• **Do this**
Find each line containing the string "граждан" and return it.

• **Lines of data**
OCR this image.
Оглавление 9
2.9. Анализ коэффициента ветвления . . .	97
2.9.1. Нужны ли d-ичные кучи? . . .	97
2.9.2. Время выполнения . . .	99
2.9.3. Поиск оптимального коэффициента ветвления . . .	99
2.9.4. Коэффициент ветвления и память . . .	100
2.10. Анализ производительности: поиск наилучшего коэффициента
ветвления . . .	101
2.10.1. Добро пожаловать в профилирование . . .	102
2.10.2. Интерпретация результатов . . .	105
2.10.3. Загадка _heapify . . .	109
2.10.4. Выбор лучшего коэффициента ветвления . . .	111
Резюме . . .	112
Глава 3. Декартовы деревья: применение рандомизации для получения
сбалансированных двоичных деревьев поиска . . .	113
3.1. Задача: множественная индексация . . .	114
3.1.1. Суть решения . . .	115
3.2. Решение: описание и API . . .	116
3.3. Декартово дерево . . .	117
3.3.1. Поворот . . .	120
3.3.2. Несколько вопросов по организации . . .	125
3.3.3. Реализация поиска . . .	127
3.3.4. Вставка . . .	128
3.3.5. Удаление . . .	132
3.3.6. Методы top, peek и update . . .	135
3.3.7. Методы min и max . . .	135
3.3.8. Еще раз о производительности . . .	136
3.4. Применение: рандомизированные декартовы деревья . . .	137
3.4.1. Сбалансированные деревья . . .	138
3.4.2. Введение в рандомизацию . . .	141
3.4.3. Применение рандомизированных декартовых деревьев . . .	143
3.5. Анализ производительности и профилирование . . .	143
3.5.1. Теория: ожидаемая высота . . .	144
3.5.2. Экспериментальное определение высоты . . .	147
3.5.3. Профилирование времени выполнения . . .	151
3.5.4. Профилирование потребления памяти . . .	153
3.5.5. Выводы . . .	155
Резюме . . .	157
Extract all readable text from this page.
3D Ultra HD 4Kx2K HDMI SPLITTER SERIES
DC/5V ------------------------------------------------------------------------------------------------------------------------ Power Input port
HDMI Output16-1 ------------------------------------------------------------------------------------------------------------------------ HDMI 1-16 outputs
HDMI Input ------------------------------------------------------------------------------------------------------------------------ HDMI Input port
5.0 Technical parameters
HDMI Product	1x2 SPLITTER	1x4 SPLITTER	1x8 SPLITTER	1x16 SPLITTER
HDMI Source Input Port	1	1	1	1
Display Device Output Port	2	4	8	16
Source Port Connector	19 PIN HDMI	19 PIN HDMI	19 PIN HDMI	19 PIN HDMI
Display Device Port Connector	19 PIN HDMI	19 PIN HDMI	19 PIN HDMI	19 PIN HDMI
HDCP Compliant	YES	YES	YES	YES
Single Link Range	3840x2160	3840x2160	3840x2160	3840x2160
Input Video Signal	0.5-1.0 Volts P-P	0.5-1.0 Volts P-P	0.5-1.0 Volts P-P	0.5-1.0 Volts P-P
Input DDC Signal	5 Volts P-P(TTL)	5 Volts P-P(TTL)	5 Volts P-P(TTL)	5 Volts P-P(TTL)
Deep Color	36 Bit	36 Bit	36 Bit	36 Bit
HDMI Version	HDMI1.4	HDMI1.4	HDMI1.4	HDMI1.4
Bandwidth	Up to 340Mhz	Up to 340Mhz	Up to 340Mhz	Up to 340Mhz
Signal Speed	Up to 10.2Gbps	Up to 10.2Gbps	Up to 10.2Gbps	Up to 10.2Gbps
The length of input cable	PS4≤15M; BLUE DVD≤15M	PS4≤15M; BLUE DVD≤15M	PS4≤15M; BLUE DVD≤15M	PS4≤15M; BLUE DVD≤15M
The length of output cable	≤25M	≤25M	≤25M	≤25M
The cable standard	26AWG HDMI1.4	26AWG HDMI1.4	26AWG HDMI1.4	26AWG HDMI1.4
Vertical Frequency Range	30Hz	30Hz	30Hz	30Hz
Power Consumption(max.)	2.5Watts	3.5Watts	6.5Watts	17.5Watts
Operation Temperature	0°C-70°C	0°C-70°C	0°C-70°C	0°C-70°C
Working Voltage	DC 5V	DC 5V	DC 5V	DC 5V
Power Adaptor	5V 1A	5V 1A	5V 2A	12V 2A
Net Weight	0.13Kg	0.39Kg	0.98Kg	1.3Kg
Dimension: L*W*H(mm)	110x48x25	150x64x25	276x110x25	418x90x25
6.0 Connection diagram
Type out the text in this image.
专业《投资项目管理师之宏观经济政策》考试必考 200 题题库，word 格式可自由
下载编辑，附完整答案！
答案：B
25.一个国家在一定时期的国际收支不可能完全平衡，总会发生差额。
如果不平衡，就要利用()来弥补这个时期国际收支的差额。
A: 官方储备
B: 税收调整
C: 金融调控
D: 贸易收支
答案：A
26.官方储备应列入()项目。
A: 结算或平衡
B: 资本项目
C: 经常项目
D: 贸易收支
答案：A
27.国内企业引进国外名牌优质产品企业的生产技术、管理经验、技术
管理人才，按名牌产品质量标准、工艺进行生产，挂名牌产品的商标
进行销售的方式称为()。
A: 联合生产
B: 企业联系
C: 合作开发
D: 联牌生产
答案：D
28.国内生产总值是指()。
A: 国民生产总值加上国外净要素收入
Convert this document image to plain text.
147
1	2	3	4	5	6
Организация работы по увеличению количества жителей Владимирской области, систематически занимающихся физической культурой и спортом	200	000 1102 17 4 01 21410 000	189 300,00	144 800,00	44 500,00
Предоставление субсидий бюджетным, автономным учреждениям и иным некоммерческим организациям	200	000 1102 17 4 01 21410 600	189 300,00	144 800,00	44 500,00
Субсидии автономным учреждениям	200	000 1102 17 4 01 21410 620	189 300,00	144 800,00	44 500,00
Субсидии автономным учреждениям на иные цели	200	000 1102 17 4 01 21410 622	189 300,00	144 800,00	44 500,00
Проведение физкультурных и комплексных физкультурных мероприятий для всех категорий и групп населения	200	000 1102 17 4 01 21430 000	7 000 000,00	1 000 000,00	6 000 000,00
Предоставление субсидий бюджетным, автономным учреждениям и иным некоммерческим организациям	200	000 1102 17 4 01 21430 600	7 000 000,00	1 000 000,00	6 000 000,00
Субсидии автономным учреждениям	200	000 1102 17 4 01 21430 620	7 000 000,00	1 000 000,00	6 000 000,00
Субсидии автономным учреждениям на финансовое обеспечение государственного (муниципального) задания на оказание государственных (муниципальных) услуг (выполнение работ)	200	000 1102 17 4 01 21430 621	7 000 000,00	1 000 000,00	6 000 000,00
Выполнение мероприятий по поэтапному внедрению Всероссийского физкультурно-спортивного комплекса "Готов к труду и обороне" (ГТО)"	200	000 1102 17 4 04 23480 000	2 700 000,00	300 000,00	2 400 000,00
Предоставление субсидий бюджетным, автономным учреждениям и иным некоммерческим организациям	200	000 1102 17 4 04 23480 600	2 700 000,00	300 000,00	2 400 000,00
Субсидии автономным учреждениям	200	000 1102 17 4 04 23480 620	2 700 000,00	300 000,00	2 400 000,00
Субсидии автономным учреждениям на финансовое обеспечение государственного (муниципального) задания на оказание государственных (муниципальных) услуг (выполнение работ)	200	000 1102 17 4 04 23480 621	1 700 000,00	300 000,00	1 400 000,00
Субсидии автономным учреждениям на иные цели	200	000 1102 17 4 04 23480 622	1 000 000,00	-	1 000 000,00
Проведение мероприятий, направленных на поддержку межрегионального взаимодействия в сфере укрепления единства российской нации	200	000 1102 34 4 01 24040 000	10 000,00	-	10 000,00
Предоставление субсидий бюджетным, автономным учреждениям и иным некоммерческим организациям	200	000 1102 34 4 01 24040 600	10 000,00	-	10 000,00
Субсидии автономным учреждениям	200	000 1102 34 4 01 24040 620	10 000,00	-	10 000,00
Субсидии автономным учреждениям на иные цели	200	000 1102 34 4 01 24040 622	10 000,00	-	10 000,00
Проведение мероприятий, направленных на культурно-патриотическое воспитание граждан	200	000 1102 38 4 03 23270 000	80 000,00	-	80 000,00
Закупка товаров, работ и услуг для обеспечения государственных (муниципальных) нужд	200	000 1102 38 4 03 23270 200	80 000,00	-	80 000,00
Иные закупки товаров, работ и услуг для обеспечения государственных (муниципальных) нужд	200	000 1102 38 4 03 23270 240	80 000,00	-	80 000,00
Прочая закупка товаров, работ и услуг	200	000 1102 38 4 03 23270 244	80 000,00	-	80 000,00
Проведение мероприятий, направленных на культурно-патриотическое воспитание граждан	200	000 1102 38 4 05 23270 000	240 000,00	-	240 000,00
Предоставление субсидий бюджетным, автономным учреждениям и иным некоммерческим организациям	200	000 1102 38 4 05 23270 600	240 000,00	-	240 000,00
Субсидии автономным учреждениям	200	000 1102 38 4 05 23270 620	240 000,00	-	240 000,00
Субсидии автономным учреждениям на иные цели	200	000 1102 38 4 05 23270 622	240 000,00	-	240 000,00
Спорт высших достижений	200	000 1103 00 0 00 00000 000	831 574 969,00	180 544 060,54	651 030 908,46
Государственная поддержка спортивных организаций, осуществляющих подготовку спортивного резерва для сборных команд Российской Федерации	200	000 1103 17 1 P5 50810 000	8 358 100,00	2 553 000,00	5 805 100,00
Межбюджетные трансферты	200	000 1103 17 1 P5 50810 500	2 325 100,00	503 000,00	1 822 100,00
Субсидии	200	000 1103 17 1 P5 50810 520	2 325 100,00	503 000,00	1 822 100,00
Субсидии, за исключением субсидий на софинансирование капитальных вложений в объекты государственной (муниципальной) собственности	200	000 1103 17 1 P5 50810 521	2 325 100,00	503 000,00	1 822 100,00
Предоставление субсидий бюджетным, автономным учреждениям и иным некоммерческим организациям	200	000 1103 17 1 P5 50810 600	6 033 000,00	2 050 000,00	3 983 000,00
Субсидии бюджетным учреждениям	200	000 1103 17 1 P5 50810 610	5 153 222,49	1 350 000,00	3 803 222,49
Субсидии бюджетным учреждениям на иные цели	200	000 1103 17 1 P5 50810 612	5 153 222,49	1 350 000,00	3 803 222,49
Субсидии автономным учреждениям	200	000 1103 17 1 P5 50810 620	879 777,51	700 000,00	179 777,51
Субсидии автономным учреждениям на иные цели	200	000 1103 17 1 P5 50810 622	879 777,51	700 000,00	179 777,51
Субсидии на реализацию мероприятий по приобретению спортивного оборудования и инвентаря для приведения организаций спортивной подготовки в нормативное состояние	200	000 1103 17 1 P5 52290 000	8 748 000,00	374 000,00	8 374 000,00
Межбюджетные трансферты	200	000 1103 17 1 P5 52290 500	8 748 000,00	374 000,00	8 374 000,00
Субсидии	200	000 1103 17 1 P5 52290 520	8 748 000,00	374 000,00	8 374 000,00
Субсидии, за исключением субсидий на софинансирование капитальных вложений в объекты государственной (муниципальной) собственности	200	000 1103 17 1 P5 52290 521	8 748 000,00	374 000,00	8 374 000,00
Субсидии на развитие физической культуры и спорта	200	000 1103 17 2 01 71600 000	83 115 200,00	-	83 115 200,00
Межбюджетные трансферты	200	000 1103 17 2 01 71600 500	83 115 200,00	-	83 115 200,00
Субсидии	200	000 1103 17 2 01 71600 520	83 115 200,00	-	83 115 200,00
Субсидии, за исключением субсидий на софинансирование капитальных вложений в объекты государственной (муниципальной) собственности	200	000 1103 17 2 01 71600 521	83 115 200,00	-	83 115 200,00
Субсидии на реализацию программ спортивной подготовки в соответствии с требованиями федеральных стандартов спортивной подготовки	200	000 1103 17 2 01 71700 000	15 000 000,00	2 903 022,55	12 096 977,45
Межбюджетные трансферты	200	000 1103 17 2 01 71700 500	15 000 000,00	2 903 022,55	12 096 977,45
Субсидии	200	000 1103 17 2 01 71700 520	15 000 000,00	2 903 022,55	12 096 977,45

• **Solved problem**
Проведение мероприятий, направленных на культурно-патриотическое воспитание граждан	200	000 1102 38 4 03 23270 000	80 000,00	-	80 000,00
Проведение мероприятий, направленных на культурно-патриотическое воспитание граждан	200	000 1102 38 4 05 23270 000	240 000,00	-	240 000,00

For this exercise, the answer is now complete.